▶ _What you should do_
Could you print every record below exactly as it appears?

▶ _Available records_
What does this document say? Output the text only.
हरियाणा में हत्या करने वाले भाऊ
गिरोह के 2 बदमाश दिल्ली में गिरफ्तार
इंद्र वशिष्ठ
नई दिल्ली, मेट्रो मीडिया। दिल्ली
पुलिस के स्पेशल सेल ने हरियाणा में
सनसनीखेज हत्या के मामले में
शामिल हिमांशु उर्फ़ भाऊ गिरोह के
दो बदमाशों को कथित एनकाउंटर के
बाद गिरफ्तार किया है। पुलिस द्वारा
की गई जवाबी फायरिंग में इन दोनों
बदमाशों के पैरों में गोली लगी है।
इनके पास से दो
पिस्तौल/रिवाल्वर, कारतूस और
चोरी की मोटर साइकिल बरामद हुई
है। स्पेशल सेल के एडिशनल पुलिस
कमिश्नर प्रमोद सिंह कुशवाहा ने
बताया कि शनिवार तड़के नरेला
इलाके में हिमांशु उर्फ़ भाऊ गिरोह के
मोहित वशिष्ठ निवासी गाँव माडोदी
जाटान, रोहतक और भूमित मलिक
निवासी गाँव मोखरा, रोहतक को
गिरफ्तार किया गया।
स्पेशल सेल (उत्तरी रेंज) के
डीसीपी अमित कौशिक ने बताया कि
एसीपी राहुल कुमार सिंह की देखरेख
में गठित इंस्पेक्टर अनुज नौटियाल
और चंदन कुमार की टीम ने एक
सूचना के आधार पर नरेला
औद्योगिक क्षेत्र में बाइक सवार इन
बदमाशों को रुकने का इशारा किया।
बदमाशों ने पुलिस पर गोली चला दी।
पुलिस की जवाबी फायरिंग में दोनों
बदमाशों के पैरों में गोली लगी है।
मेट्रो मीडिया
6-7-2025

▶ _Solution_
What does this document say? Output the text only.
हरियाणा में हत्या करने वाले भाऊ
गिरोह के 2 बदमाश दिल्ली में गिरफ्तार
इंद्र वशिष्ठ
नई दिल्ली, मेट्रो मीडिया। दिल्ली
पुलिस के स्पेशल सेल ने हरियाणा में
सनसनीखेज हत्या के मामले में
शामिल हिमांशु उर्फ़ भाऊ गिरोह के
दो बदमाशों को कथित एनकाउंटर के
बाद गिरफ्तार किया है। पुलिस द्वारा
की गई जवाबी फायरिंग में इन दोनों
बदमाशों के पैरों में गोली लगी है।
इनके पास से दो
पिस्तौल/रिवाल्वर, कारतूस और
चोरी की मोटर साइकिल बरामद हुई
है। स्पेशल सेल के एडिशनल पुलिस
कमिश्नर प्रमोद सिंह कुशवाहा ने
बताया कि शनिवार तड़के नरेला
इलाके में हिमांशु उर्फ़ भाऊ गिरोह के
मोहित वशिष्ठ निवासी गाँव माडोदी
जाटान, रोहतक और भूमित मलिक
निवासी गाँव मोखरा, रोहतक को
गिरफ्तार किया गया।
स्पेशल सेल (उत्तरी रेंज) के
डीसीपी अमित कौशिक ने बताया कि
एसीपी राहुल कुमार सिंह की देखरेख
में गठित इंस्पेक्टर अनुज नौटियाल
और चंदन कुमार की टीम ने एक
सूचना के आधार पर नरेला
औद्योगिक क्षेत्र में बाइक सवार इन
बदमाशों को रुकने का इशारा किया।
बदमाशों ने पुलिस पर गोली चला दी।
पुलिस की जवाबी फायरिंग में दोनों
बदमाशों के पैरों में गोली लगी है।
मेट्रो मीडिया
6-7-2025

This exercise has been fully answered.